(Problem requirements): Below are some records. Copy every line in them that holds "Subjects".

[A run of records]

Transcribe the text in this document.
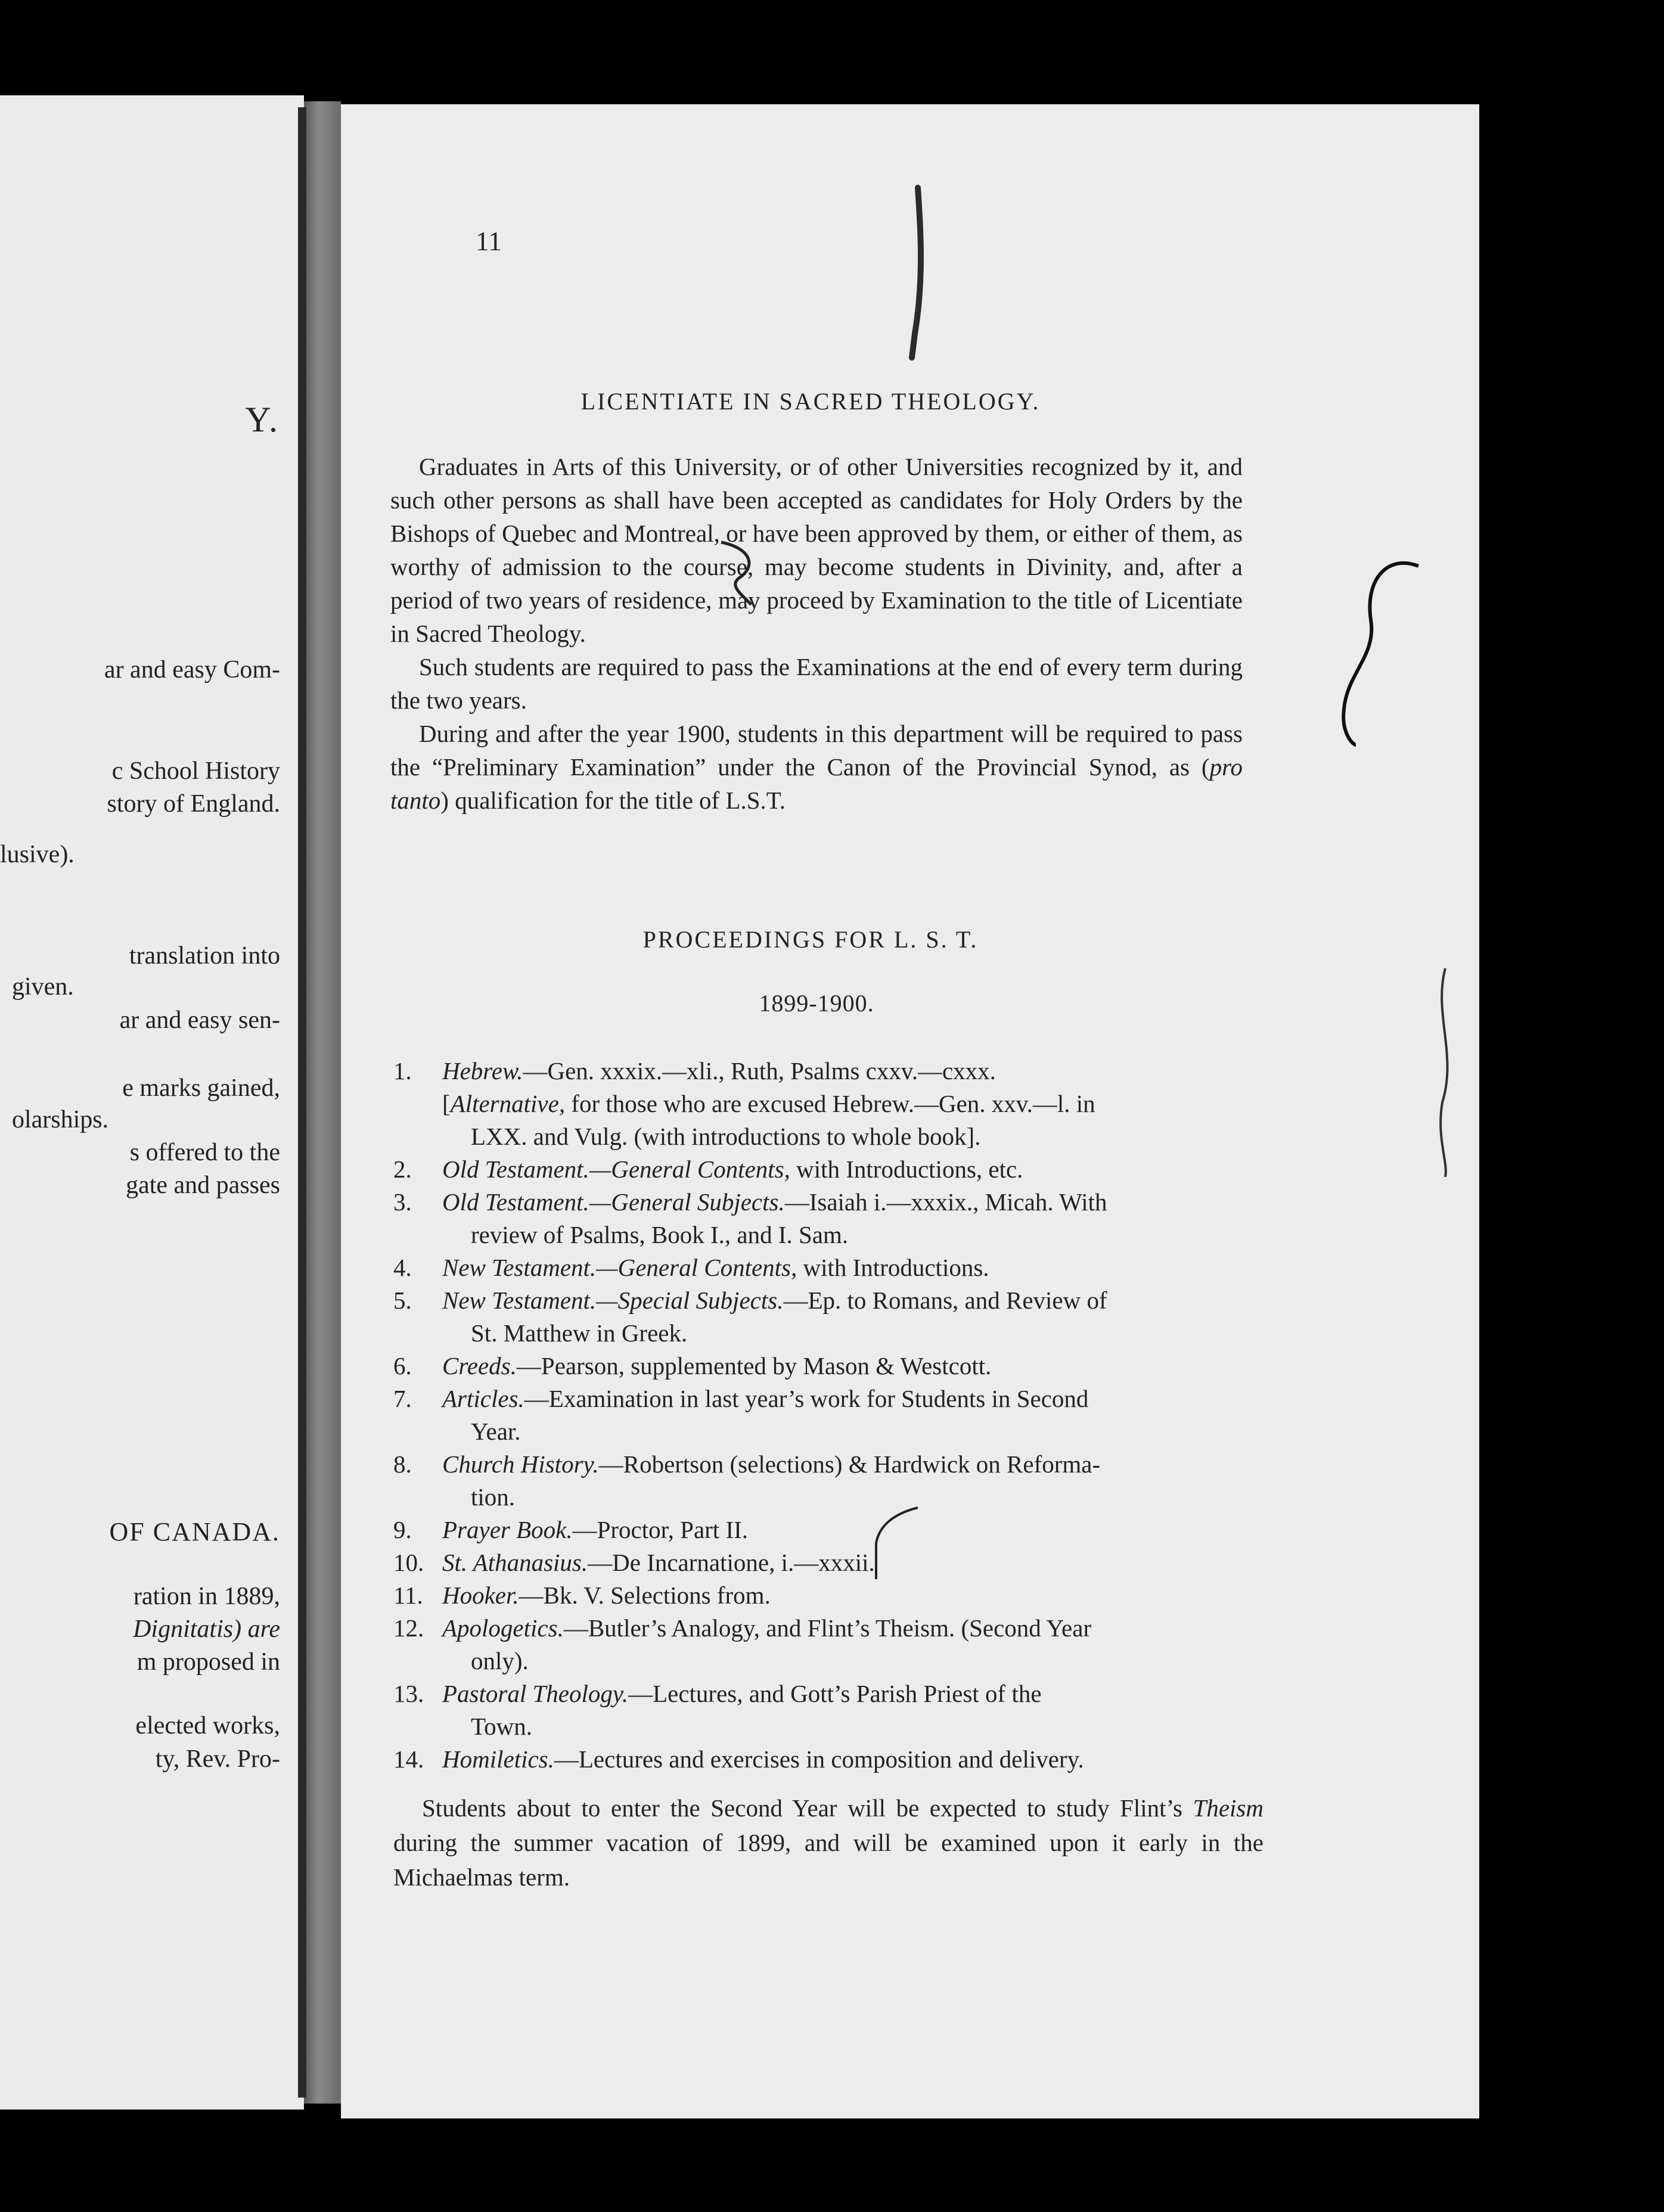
Y.
ar and easy Com-
c School History
story of England.
lusive).
translation into
given.
ar and easy sen-
e marks gained,
olarships.
s offered to the
gate and passes
OF CANADA.
ration in 1889,
Dignitatis) are
m proposed in
elected works,
ty, Rev. Pro-
11
LICENTIATE IN SACRED THEOLOGY.

Graduates in Arts of this University, or of other Universities recognized by it, and such other persons as shall have been accepted as candidates for Holy Orders by the Bishops of Quebec and Montreal, or have been approved by them, or either of them, as worthy of admission to the course, may become students in Divinity, and, after a period of two years of residence, may proceed by Examination to the title of Licentiate in Sacred Theology.

Such students are required to pass the Examinations at the end of every term during the two years.

During and after the year 1900, students in this department will be required to pass the “Preliminary Examination” under the Canon of the Provincial Synod, as (pro tanto) qualification for the title of L.S.T.

PROCEEDINGS FOR L. S. T.
1899-1900.
1.	Hebrew.—Gen. xxxix.—xli., Ruth, Psalms cxxv.—cxxx.
[Alternative, for those who are excused Hebrew.—Gen. xxv.—l. in
LXX. and Vulg. (with introductions to whole book].
2.	Old Testament.—General Contents, with Introductions, etc.
3.	Old Testament.—General Subjects.—Isaiah i.—xxxix., Micah. With
review of Psalms, Book I., and I. Sam.
4.	New Testament.—General Contents, with Introductions.
5.	New Testament.—Special Subjects.—Ep. to Romans, and Review of
St. Matthew in Greek.
6.	Creeds.—Pearson, supplemented by Mason & Westcott.
7.	Articles.—Examination in last year’s work for Students in Second
Year.
8.	Church History.—Robertson (selections) & Hardwick on Reforma-
tion.
9.	Prayer Book.—Proctor, Part II.
10. St. Athanasius.—De Incarnatione, i.—xxxii.
11. Hooker.—Bk. V. Selections from.
12. Apologetics.—Butler’s Analogy, and Flint’s Theism. (Second Year
only).
13. Pastoral Theology.—Lectures, and Gott’s Parish Priest of the
Town.
14. Homiletics.—Lectures and exercises in composition and delivery.

Students about to enter the Second Year will be expected to study Flint’s Theism during the summer vacation of 1899, and will be examined upon it early in the Michaelmas term.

(The completed task):
3.	Old Testament.—General Subjects.—Isaiah i.—xxxix., Micah. With
5.	New Testament.—Special Subjects.—Ep. to Romans, and Review of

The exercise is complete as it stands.